(Saved entries)
────────

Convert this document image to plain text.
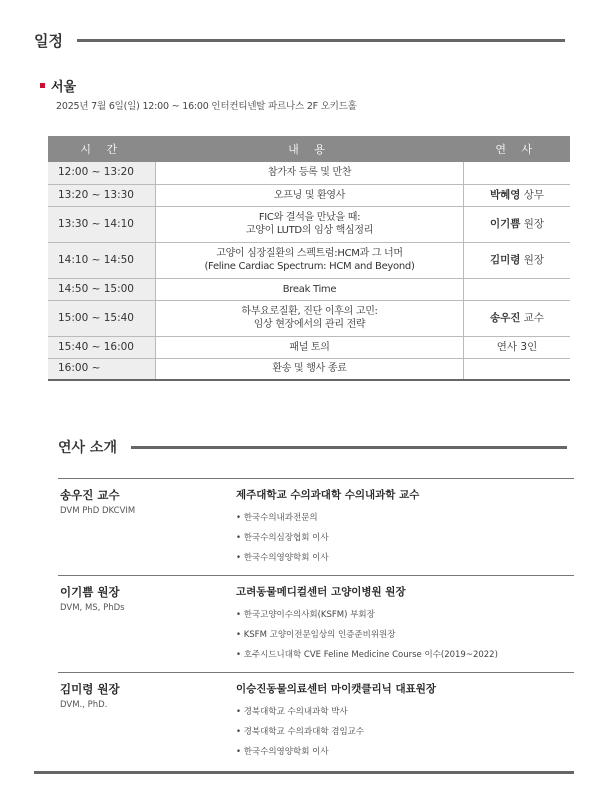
일정
서울
2025년 7월 6일(일) 12:00 ~ 16:00 인터컨티넨탈 파르나스 2F 오키드홀
시 간	내 용	연 사
12:00 ~ 13:20	참가자 등록 및 만찬	

13:20 ~ 13:30	오프닝 및 환영사	박혜영 상무
13:30 ~ 14:10	FIC와 결석을 만났을 때:
고양이 LUTD의 임상 핵심정리	이기쁨 원장
14:10 ~ 14:50	고양이 심장질환의 스펙트럼:HCM과 그 너머
(Feline Cardiac Spectrum: HCM and Beyond)	김미령 원장
14:50 ~ 15:00	Break Time	

15:00 ~ 15:40	하부요로질환, 진단 이후의 고민:
임상 현장에서의 관리 전략	송우진 교수
15:40 ~ 16:00	패널 토의	연사 3인
16:00 ~	환송 및 행사 종료	

연사 소개
송우진 교수
DVM PhD DKCVIM
제주대학교 수의과대학 수의내과학 교수
• 한국수의내과전문의
• 한국수의심장협회 이사
• 한국수의영양학회 이사
이기쁨 원장
DVM, MS, PhDs
고려동물메디컬센터 고양이병원 원장
• 한국고양이수의사회(KSFM) 부회장
• KSFM 고양이전문임상의 인증준비위원장
• 호주시드니대학 CVE Feline Medicine Course 이수(2019~2022)
김미령 원장
DVM., PhD.
이승진동물의료센터 마이캣클리닉 대표원장
• 경북대학교 수의내과학 박사
• 경북대학교 수의과대학 겸임교수
• 한국수의영양학회 이사
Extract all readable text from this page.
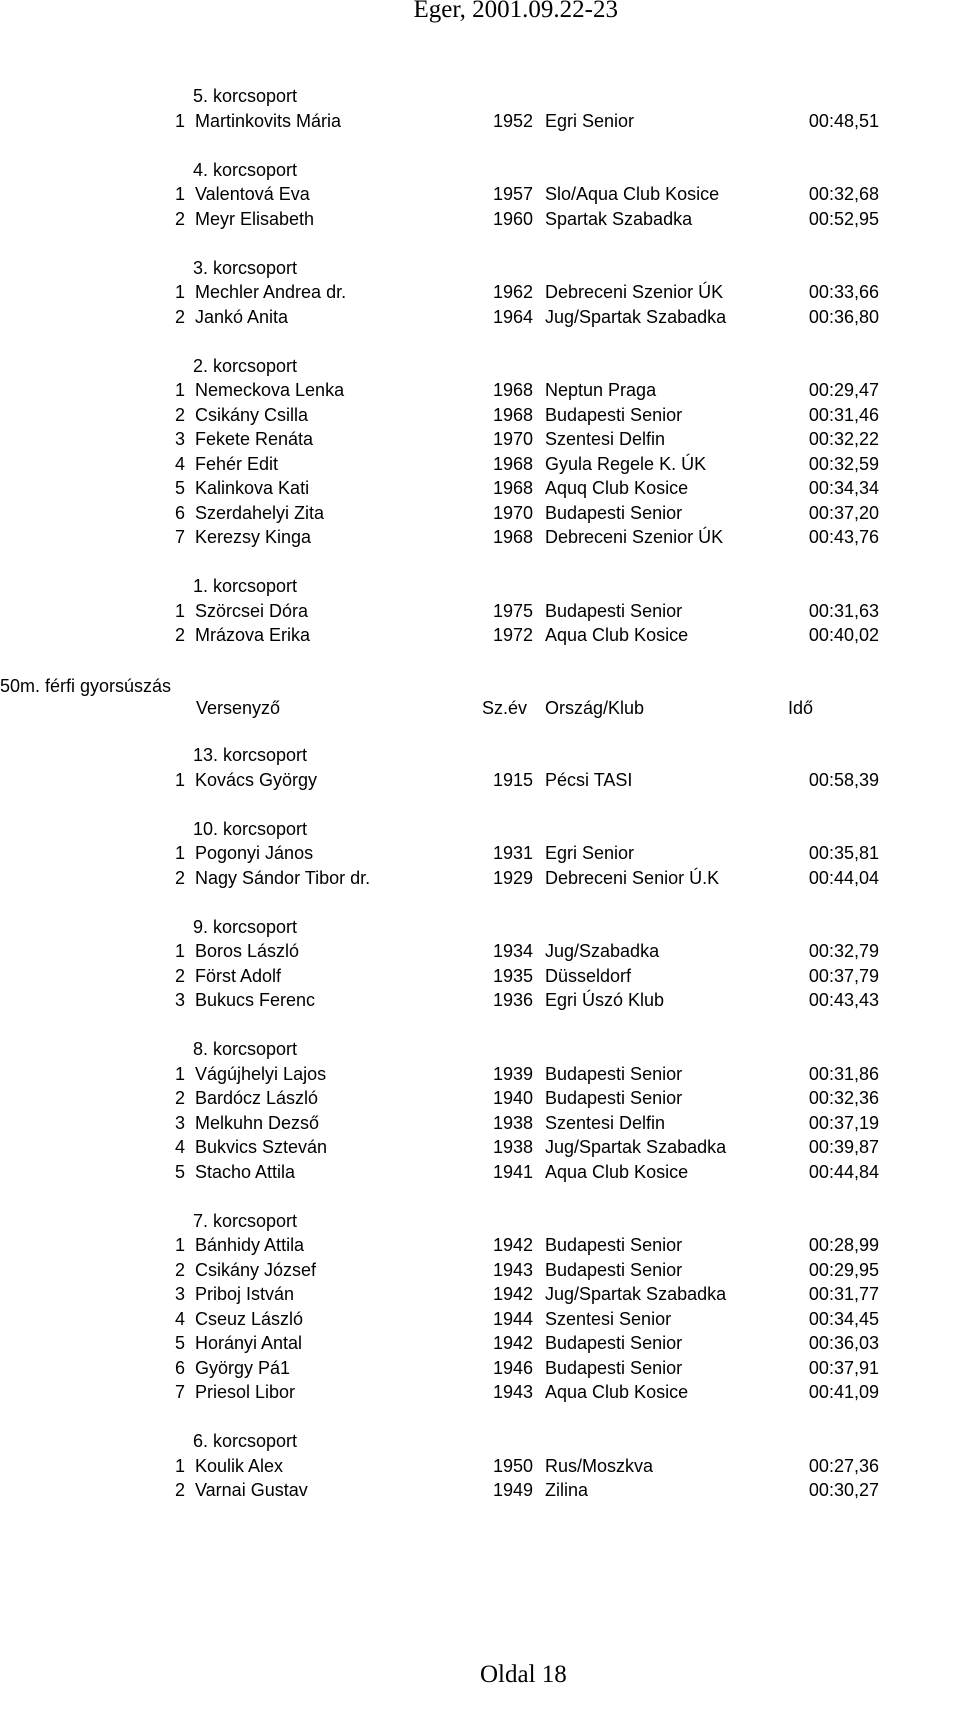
Eger, 2001.09.22-23
50m. férfi gyorsúszás
Versenyző	Sz.év Ország/Klub	Idő
5. korcsoport
1 Martinkovits Mária	1952 Egri Senior	00:48,51
4. korcsoport
1 Valentová Eva	1957 Slo/Aqua Club Kosice	00:32,68
2 Meyr Elisabeth	1960 Spartak Szabadka	00:52,95
3. korcsoport
1 Mechler Andrea dr.	1962 Debreceni Szenior ÚK	00:33,66
2 Jankó Anita	1964 Jug/Spartak Szabadka	00:36,80
2. korcsoport
1 Nemeckova Lenka	1968 Neptun Praga	00:29,47
2 Csikány Csilla	1968 Budapesti Senior	00:31,46
3 Fekete Renáta	1970 Szentesi Delfin	00:32,22
4 Fehér Edit	1968 Gyula Regele K. ÚK	00:32,59
5 Kalinkova Kati	1968 Aquq Club Kosice	00:34,34
6 Szerdahelyi Zita	1970 Budapesti Senior	00:37,20
7 Kerezsy Kinga	1968 Debreceni Szenior ÚK	00:43,76
1. korcsoport
1 Szörcsei Dóra	1975 Budapesti Senior	00:31,63
2 Mrázova Erika	1972 Aqua Club Kosice	00:40,02
13. korcsoport
1 Kovács György	1915 Pécsi TASI	00:58,39
10. korcsoport
1 Pogonyi János	1931 Egri Senior	00:35,81
2 Nagy Sándor Tibor dr.	1929 Debreceni Senior Ú.K	00:44,04
9. korcsoport
1 Boros László	1934 Jug/Szabadka	00:32,79
2 Först Adolf	1935 Düsseldorf	00:37,79
3 Bukucs Ferenc	1936 Egri Úszó Klub	00:43,43
8. korcsoport
1 Vágújhelyi Lajos	1939 Budapesti Senior	00:31,86
2 Bardócz László	1940 Budapesti Senior	00:32,36
3 Melkuhn Dezső	1938 Szentesi Delfin	00:37,19
4 Bukvics Szteván	1938 Jug/Spartak Szabadka	00:39,87
5 Stacho Attila	1941 Aqua Club Kosice	00:44,84
7. korcsoport
1 Bánhidy Attila	1942 Budapesti Senior	00:28,99
2 Csikány József	1943 Budapesti Senior	00:29,95
3 Priboj István	1942 Jug/Spartak Szabadka	00:31,77
4 Cseuz László	1944 Szentesi Senior	00:34,45
5 Horányi Antal	1942 Budapesti Senior	00:36,03
6 György Pá1	1946 Budapesti Senior	00:37,91
7 Priesol Libor	1943 Aqua Club Kosice	00:41,09
6. korcsoport
1 Koulik Alex	1950 Rus/Moszkva	00:27,36
2 Varnai Gustav	1949 Zilina	00:30,27
Oldal 18
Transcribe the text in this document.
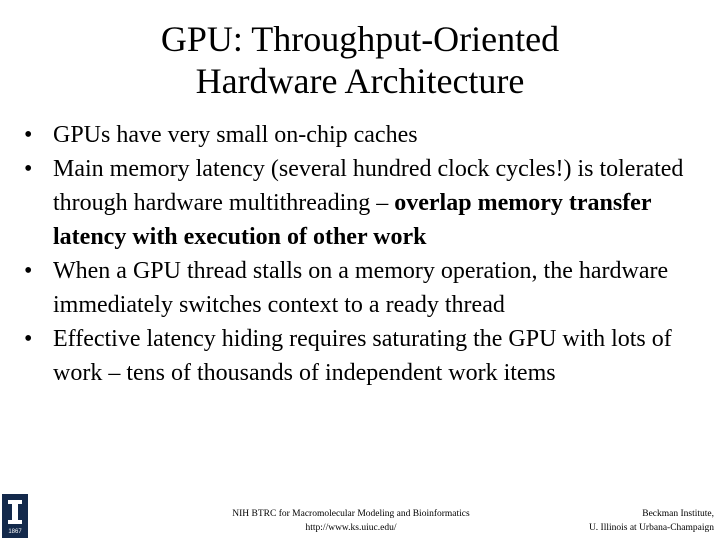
GPU: Throughput-Oriented
Hardware Architecture
• GPUs have very small on-chip caches
• Main memory latency (several hundred clock cycles!) is tolerated through hardware multithreading – overlap memory transfer latency with execution of other work
• When a GPU thread stalls on a memory operation, the hardware immediately switches context to a ready thread
• Effective latency hiding requires saturating the GPU with lots of work – tens of thousands of independent work items
1867
NIH BTRC for Macromolecular Modeling and Bioinformatics
http://www.ks.uiuc.edu/
Beckman Institute,
U. Illinois at Urbana-Champaign
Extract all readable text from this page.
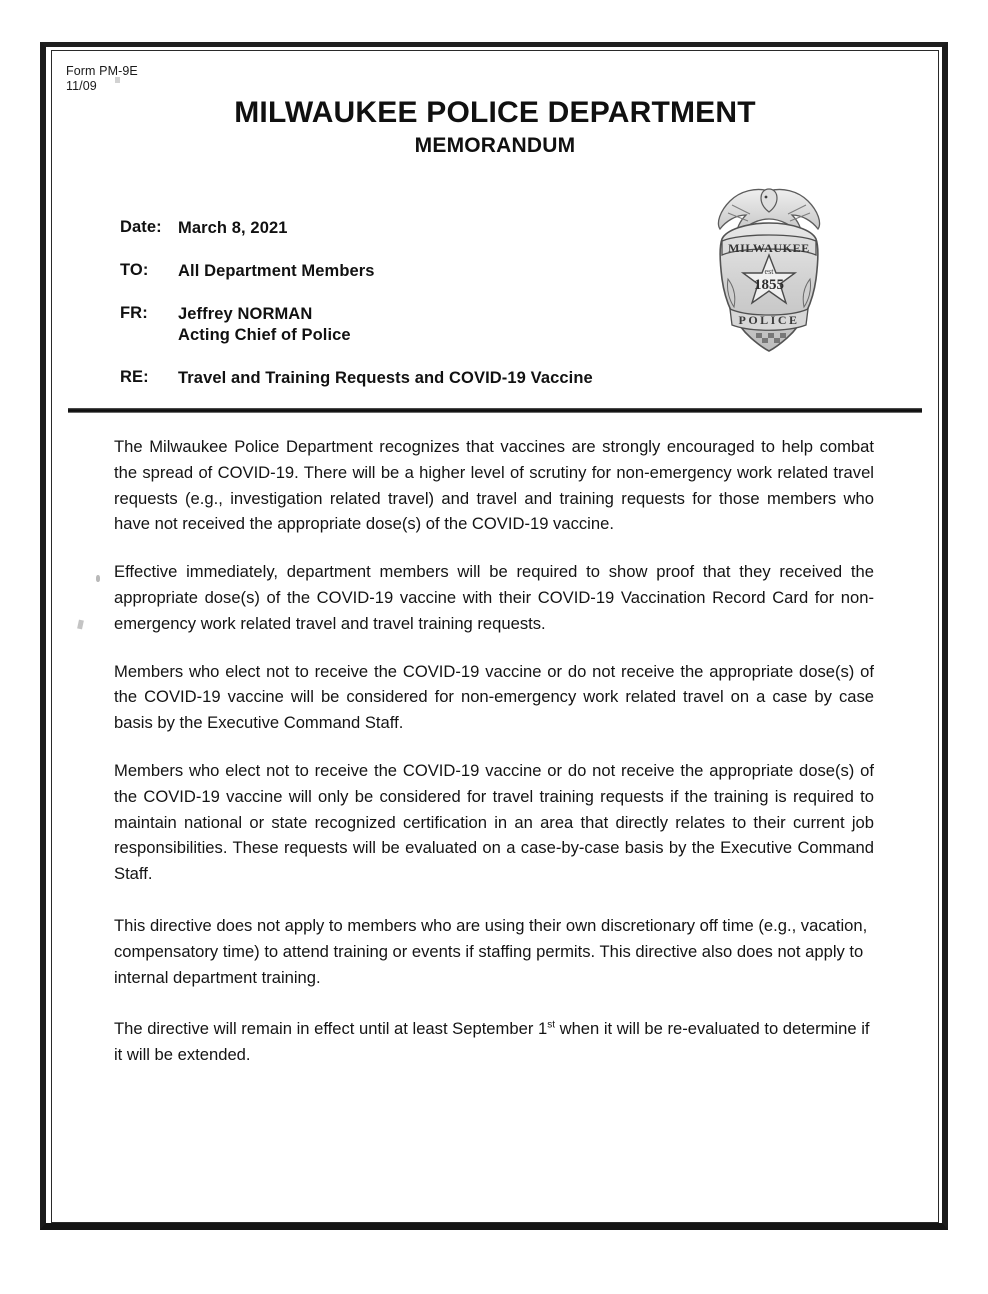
Form PM-9E
11/09
MILWAUKEE POLICE DEPARTMENT
MEMORANDUM
MILWAUKEE
est
1855
POLICE
Date: March 8, 2021
TO:	All Department Members
FR:	Jeffrey NORMAN
Acting Chief of Police
RE:	Travel and Training Requests and COVID-19 Vaccine

The Milwaukee Police Department recognizes that vaccines are strongly encouraged to help combat the spread of COVID-19. There will be a higher level of scrutiny for non-emergency work related travel requests (e.g., investigation related travel) and travel and training requests for those members who have not received the appropriate dose(s) of the COVID-19 vaccine.

Effective immediately, department members will be required to show proof that they received the appropriate dose(s) of the COVID-19 vaccine with their COVID-19 Vaccination Record Card for non-emergency work related travel and travel training requests.

Members who elect not to receive the COVID-19 vaccine or do not receive the appropriate dose(s) of the COVID-19 vaccine will be considered for non-emergency work related travel on a case by case basis by the Executive Command Staff.

Members who elect not to receive the COVID-19 vaccine or do not receive the appropriate dose(s) of the COVID-19 vaccine will only be considered for travel training requests if the training is required to maintain national or state recognized certification in an area that directly relates to their current job responsibilities. These requests will be evaluated on a case-by-case basis by the Executive Command Staff.

This directive does not apply to members who are using their own discretionary off time (e.g., vacation, compensatory time) to attend training or events if staffing permits. This directive also does not apply to internal department training.

The directive will remain in effect until at least September 1st when it will be re-evaluated to determine if it will be extended.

────────

Nothing in the entries should change as you copy them, except that the pictures are left out.

### Written solution
Convert this document image to plain text.
일정
서울
2025년 7월 6일(일) 12:00 ~ 16:00 인터컨티넨탈 파르나스 2F 오키드홀
시 간	내 용	연 사
12:00 ~ 13:20	참가자 등록 및 만찬	

13:20 ~ 13:30	오프닝 및 환영사	박혜영 상무
13:30 ~ 14:10	FIC와 결석을 만났을 때:
고양이 LUTD의 임상 핵심정리	이기쁨 원장
14:10 ~ 14:50	고양이 심장질환의 스펙트럼:HCM과 그 너머
(Feline Cardiac Spectrum: HCM and Beyond)	김미령 원장
14:50 ~ 15:00	Break Time	

15:00 ~ 15:40	하부요로질환, 진단 이후의 고민:
임상 현장에서의 관리 전략	송우진 교수
15:40 ~ 16:00	패널 토의	연사 3인
16:00 ~	환송 및 행사 종료	

연사 소개
송우진 교수
DVM PhD DKCVIM
제주대학교 수의과대학 수의내과학 교수
• 한국수의내과전문의
• 한국수의심장협회 이사
• 한국수의영양학회 이사
이기쁨 원장
DVM, MS, PhDs
고려동물메디컬센터 고양이병원 원장
• 한국고양이수의사회(KSFM) 부회장
• KSFM 고양이전문임상의 인증준비위원장
• 호주시드니대학 CVE Feline Medicine Course 이수(2019~2022)
김미령 원장
DVM., PhD.
이승진동물의료센터 마이캣클리닉 대표원장
• 경북대학교 수의내과학 박사
• 경북대학교 수의과대학 겸임교수
• 한국수의영양학회 이사
Extract all readable text from this page.
Eger, 2001.09.22-23
50m. férfi gyorsúszás
Versenyző	Sz.év Ország/Klub	Idő
5. korcsoport
1 Martinkovits Mária	1952 Egri Senior	00:48,51
4. korcsoport
1 Valentová Eva	1957 Slo/Aqua Club Kosice	00:32,68
2 Meyr Elisabeth	1960 Spartak Szabadka	00:52,95
3. korcsoport
1 Mechler Andrea dr.	1962 Debreceni Szenior ÚK	00:33,66
2 Jankó Anita	1964 Jug/Spartak Szabadka	00:36,80
2. korcsoport
1 Nemeckova Lenka	1968 Neptun Praga	00:29,47
2 Csikány Csilla	1968 Budapesti Senior	00:31,46
3 Fekete Renáta	1970 Szentesi Delfin	00:32,22
4 Fehér Edit	1968 Gyula Regele K. ÚK	00:32,59
5 Kalinkova Kati	1968 Aquq Club Kosice	00:34,34
6 Szerdahelyi Zita	1970 Budapesti Senior	00:37,20
7 Kerezsy Kinga	1968 Debreceni Szenior ÚK	00:43,76
1. korcsoport
1 Szörcsei Dóra	1975 Budapesti Senior	00:31,63
2 Mrázova Erika	1972 Aqua Club Kosice	00:40,02
13. korcsoport
1 Kovács György	1915 Pécsi TASI	00:58,39
10. korcsoport
1 Pogonyi János	1931 Egri Senior	00:35,81
2 Nagy Sándor Tibor dr.	1929 Debreceni Senior Ú.K	00:44,04
9. korcsoport
1 Boros László	1934 Jug/Szabadka	00:32,79
2 Först Adolf	1935 Düsseldorf	00:37,79
3 Bukucs Ferenc	1936 Egri Úszó Klub	00:43,43
8. korcsoport
1 Vágújhelyi Lajos	1939 Budapesti Senior	00:31,86
2 Bardócz László	1940 Budapesti Senior	00:32,36
3 Melkuhn Dezső	1938 Szentesi Delfin	00:37,19
4 Bukvics Szteván	1938 Jug/Spartak Szabadka	00:39,87
5 Stacho Attila	1941 Aqua Club Kosice	00:44,84
7. korcsoport
1 Bánhidy Attila	1942 Budapesti Senior	00:28,99
2 Csikány József	1943 Budapesti Senior	00:29,95
3 Priboj István	1942 Jug/Spartak Szabadka	00:31,77
4 Cseuz László	1944 Szentesi Senior	00:34,45
5 Horányi Antal	1942 Budapesti Senior	00:36,03
6 György Pá1	1946 Budapesti Senior	00:37,91
7 Priesol Libor	1943 Aqua Club Kosice	00:41,09
6. korcsoport
1 Koulik Alex	1950 Rus/Moszkva	00:27,36
2 Varnai Gustav	1949 Zilina	00:30,27
Oldal 18
Transcribe the text in this document.
GPU: Throughput-Oriented
Hardware Architecture
• GPUs have very small on-chip caches
• Main memory latency (several hundred clock cycles!) is tolerated through hardware multithreading – overlap memory transfer latency with execution of other work
• When a GPU thread stalls on a memory operation, the hardware immediately switches context to a ready thread
• Effective latency hiding requires saturating the GPU with lots of work – tens of thousands of independent work items
1867
NIH BTRC for Macromolecular Modeling and Bioinformatics
http://www.ks.uiuc.edu/
Beckman Institute,
U. Illinois at Urbana-Champaign
Extract all readable text from this page.
Form PM-9E
11/09
MILWAUKEE POLICE DEPARTMENT
MEMORANDUM
MILWAUKEE
est
1855
POLICE
Date: March 8, 2021
TO:	All Department Members
FR:	Jeffrey NORMAN
Acting Chief of Police
RE:	Travel and Training Requests and COVID-19 Vaccine

The Milwaukee Police Department recognizes that vaccines are strongly encouraged to help combat the spread of COVID-19. There will be a higher level of scrutiny for non-emergency work related travel requests (e.g., investigation related travel) and travel and training requests for those members who have not received the appropriate dose(s) of the COVID-19 vaccine.

Effective immediately, department members will be required to show proof that they received the appropriate dose(s) of the COVID-19 vaccine with their COVID-19 Vaccination Record Card for non-emergency work related travel and travel training requests.

Members who elect not to receive the COVID-19 vaccine or do not receive the appropriate dose(s) of the COVID-19 vaccine will be considered for non-emergency work related travel on a case by case basis by the Executive Command Staff.

Members who elect not to receive the COVID-19 vaccine or do not receive the appropriate dose(s) of the COVID-19 vaccine will only be considered for travel training requests if the training is required to maintain national or state recognized certification in an area that directly relates to their current job responsibilities. These requests will be evaluated on a case-by-case basis by the Executive Command Staff.

This directive does not apply to members who are using their own discretionary off time (e.g., vacation, compensatory time) to attend training or events if staffing permits. This directive also does not apply to internal department training.

The directive will remain in effect until at least September 1st when it will be re-evaluated to determine if it will be extended.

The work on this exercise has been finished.